(Records from a collection of figures)

************

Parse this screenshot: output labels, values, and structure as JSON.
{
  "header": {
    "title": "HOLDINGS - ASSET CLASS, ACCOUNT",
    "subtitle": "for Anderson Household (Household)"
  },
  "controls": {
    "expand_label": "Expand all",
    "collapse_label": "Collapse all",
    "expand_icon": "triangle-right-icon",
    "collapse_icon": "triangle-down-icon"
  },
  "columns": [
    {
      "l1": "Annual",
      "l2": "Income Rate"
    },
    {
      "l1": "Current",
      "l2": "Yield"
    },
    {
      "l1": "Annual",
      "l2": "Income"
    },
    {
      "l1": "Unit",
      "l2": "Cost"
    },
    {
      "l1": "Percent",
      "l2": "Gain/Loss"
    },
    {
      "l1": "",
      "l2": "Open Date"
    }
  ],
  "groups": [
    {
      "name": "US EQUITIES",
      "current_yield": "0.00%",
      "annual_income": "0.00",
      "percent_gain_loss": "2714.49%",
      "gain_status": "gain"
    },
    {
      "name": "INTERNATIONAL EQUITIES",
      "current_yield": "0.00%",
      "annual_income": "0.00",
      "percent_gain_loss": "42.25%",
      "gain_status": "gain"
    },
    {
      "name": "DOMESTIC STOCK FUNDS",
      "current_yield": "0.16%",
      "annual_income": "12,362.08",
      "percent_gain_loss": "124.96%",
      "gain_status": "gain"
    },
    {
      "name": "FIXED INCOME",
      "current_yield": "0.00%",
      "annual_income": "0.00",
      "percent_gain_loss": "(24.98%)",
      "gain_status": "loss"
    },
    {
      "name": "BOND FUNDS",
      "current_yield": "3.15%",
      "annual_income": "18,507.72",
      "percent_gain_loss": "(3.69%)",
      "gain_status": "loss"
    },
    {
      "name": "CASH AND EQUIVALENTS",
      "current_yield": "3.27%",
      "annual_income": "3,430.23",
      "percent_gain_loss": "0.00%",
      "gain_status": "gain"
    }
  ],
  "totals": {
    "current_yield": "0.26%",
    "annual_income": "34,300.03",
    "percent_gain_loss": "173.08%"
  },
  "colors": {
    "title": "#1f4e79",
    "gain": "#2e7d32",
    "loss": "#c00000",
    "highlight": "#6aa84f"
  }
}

************

AIM => Determine how many of the lines above hold the word "name", and output that number by itself.

SOLUTION TO THE EXERCISE => 6